Data extracted from a collection:
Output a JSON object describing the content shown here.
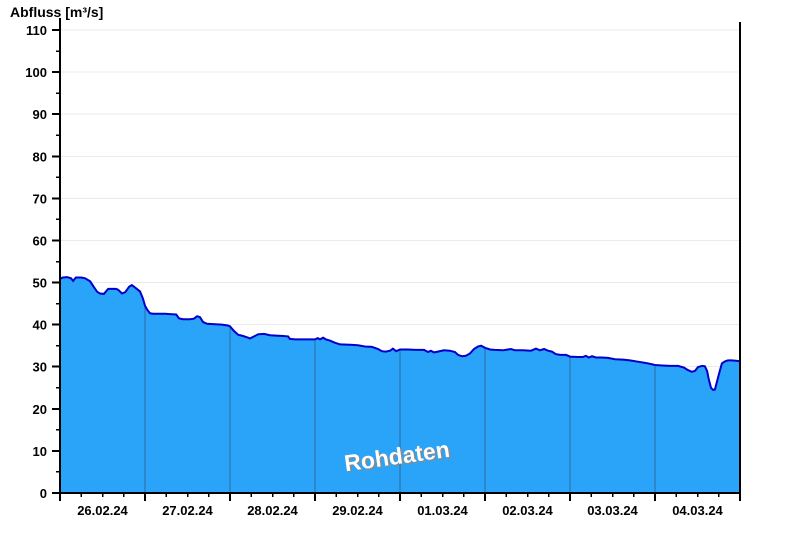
{
  "title": "Abfluss [m³/s]",
  "watermark": "Rohdaten",
  "colors": {
    "area_fill": "#2AA4F8",
    "curve_line": "#0000CC",
    "horizontal_grid": "#EBEBEB",
    "day_gridline_in_area": "#2E6B9E",
    "axis": "#000000",
    "background": "#FFFFFF",
    "watermark_text": "#FFFFFF",
    "watermark_shadow": "#8A8A8A",
    "label_text": "#000000"
  },
  "chart_data": {
    "type": "area",
    "title": "Abfluss [m³/s]",
    "ylabel": "Abfluss [m³/s]",
    "xlabel": "",
    "ylim": [
      0,
      110
    ],
    "y_major_step": 10,
    "y_minor_step": 5,
    "y_tick_labels": [
      "0",
      "10",
      "20",
      "30",
      "40",
      "50",
      "60",
      "70",
      "80",
      "90",
      "100",
      "110"
    ],
    "x_tick_labels": [
      "26.02.24",
      "27.02.24",
      "28.02.24",
      "29.02.24",
      "01.03.24",
      "02.03.24",
      "03.03.24",
      "04.03.24"
    ],
    "x_range_hours": [
      0,
      192
    ],
    "x_major_step_hours": 24,
    "x_minor_step_hours": 6,
    "grid": "horizontal major gridlines; vertical gridlines at day boundaries visible inside filled area",
    "legend_position": "none",
    "annotations": [
      "Rohdaten"
    ],
    "series": [
      {
        "name": "Rohdaten",
        "unit": "m³/s",
        "points_hours_value": [
          [
            0,
            50.9
          ],
          [
            0.8,
            51.2
          ],
          [
            2,
            51.3
          ],
          [
            3.1,
            51
          ],
          [
            3.7,
            50.4
          ],
          [
            4.5,
            51.2
          ],
          [
            6,
            51.2
          ],
          [
            7.1,
            51
          ],
          [
            8.5,
            50.3
          ],
          [
            9.6,
            48.9
          ],
          [
            10.5,
            47.8
          ],
          [
            11.3,
            47.4
          ],
          [
            12.4,
            47.3
          ],
          [
            13,
            47.9
          ],
          [
            13.6,
            48.5
          ],
          [
            15.8,
            48.5
          ],
          [
            16.4,
            48.3
          ],
          [
            17.5,
            47.4
          ],
          [
            18.4,
            47.7
          ],
          [
            19.5,
            49
          ],
          [
            20.3,
            49.4
          ],
          [
            21.2,
            48.8
          ],
          [
            22.6,
            47.9
          ],
          [
            23.4,
            46.2
          ],
          [
            24,
            44.5
          ],
          [
            24.6,
            43.6
          ],
          [
            25.4,
            42.7
          ],
          [
            26.3,
            42.6
          ],
          [
            27.7,
            42.6
          ],
          [
            29.6,
            42.6
          ],
          [
            31.1,
            42.5
          ],
          [
            32.8,
            42.4
          ],
          [
            33.6,
            41.5
          ],
          [
            34.7,
            41.3
          ],
          [
            36.7,
            41.3
          ],
          [
            37.8,
            41.4
          ],
          [
            38.7,
            42
          ],
          [
            39.5,
            41.8
          ],
          [
            40.4,
            40.6
          ],
          [
            41.5,
            40.2
          ],
          [
            43.8,
            40.1
          ],
          [
            45.7,
            40
          ],
          [
            47.4,
            39.8
          ],
          [
            48,
            39.6
          ],
          [
            49.1,
            38.5
          ],
          [
            50.3,
            37.6
          ],
          [
            51.7,
            37.3
          ],
          [
            53.1,
            36.9
          ],
          [
            53.6,
            36.7
          ],
          [
            54.8,
            37.2
          ],
          [
            55.9,
            37.7
          ],
          [
            57.6,
            37.8
          ],
          [
            59.3,
            37.5
          ],
          [
            61,
            37.4
          ],
          [
            63,
            37.3
          ],
          [
            64.4,
            37.2
          ],
          [
            64.9,
            36.6
          ],
          [
            66.4,
            36.5
          ],
          [
            68.6,
            36.5
          ],
          [
            70.6,
            36.5
          ],
          [
            72,
            36.5
          ],
          [
            72.8,
            36.8
          ],
          [
            73.4,
            36.5
          ],
          [
            74.3,
            36.9
          ],
          [
            75.1,
            36.5
          ],
          [
            76.2,
            36.2
          ],
          [
            77.6,
            35.7
          ],
          [
            79.1,
            35.3
          ],
          [
            81.9,
            35.2
          ],
          [
            84.1,
            35.1
          ],
          [
            86.1,
            34.8
          ],
          [
            88.1,
            34.7
          ],
          [
            89.8,
            34.2
          ],
          [
            90.9,
            33.7
          ],
          [
            92,
            33.6
          ],
          [
            93.2,
            33.8
          ],
          [
            94,
            34.3
          ],
          [
            94.9,
            33.7
          ],
          [
            96,
            34.1
          ],
          [
            98.3,
            34.1
          ],
          [
            100.5,
            34
          ],
          [
            102.8,
            34
          ],
          [
            103.9,
            33.5
          ],
          [
            104.7,
            33.8
          ],
          [
            105.6,
            33.4
          ],
          [
            106.7,
            33.6
          ],
          [
            108.4,
            33.9
          ],
          [
            110.1,
            33.8
          ],
          [
            111.5,
            33.5
          ],
          [
            112.4,
            32.8
          ],
          [
            113.5,
            32.5
          ],
          [
            114.6,
            32.6
          ],
          [
            115.8,
            33.2
          ],
          [
            116.9,
            34.2
          ],
          [
            118,
            34.8
          ],
          [
            118.9,
            35
          ],
          [
            120,
            34.5
          ],
          [
            121.4,
            34.1
          ],
          [
            122.8,
            34
          ],
          [
            125.1,
            33.9
          ],
          [
            127.3,
            34.2
          ],
          [
            128.5,
            33.9
          ],
          [
            130.7,
            33.9
          ],
          [
            133,
            33.8
          ],
          [
            134.4,
            34.3
          ],
          [
            135.5,
            33.9
          ],
          [
            136.7,
            34.2
          ],
          [
            137.8,
            33.8
          ],
          [
            138.9,
            33.6
          ],
          [
            140,
            33
          ],
          [
            141.2,
            32.8
          ],
          [
            142.9,
            32.8
          ],
          [
            144,
            32.4
          ],
          [
            146,
            32.3
          ],
          [
            147.6,
            32.3
          ],
          [
            148.5,
            32.6
          ],
          [
            149.3,
            32.2
          ],
          [
            150.2,
            32.5
          ],
          [
            151.3,
            32.2
          ],
          [
            153,
            32.2
          ],
          [
            154.7,
            32.1
          ],
          [
            156.7,
            31.8
          ],
          [
            159,
            31.7
          ],
          [
            160.9,
            31.5
          ],
          [
            163.2,
            31.2
          ],
          [
            165.2,
            30.9
          ],
          [
            166.6,
            30.7
          ],
          [
            168,
            30.4
          ],
          [
            170,
            30.3
          ],
          [
            172.2,
            30.2
          ],
          [
            174.5,
            30.2
          ],
          [
            176.2,
            29.8
          ],
          [
            177.3,
            29.2
          ],
          [
            178.4,
            28.8
          ],
          [
            179.3,
            29
          ],
          [
            180.1,
            29.9
          ],
          [
            181.3,
            30.2
          ],
          [
            182.1,
            30.1
          ],
          [
            182.7,
            29
          ],
          [
            183.2,
            27
          ],
          [
            183.8,
            25
          ],
          [
            184.4,
            24.5
          ],
          [
            184.9,
            24.6
          ],
          [
            185.5,
            26.5
          ],
          [
            186.1,
            28.4
          ],
          [
            186.9,
            30.8
          ],
          [
            187.8,
            31.3
          ],
          [
            188.6,
            31.5
          ],
          [
            189.7,
            31.5
          ],
          [
            190.8,
            31.4
          ],
          [
            192,
            31.3
          ]
        ]
      }
    ]
  }
}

TASK DIRECTIONS - Filter the listing above by the word "FFFFFF"; copy each line that passes.

ANSWER IN FULL -
    "background": "#FFFFFF",
    "watermark_text": "#FFFFFF",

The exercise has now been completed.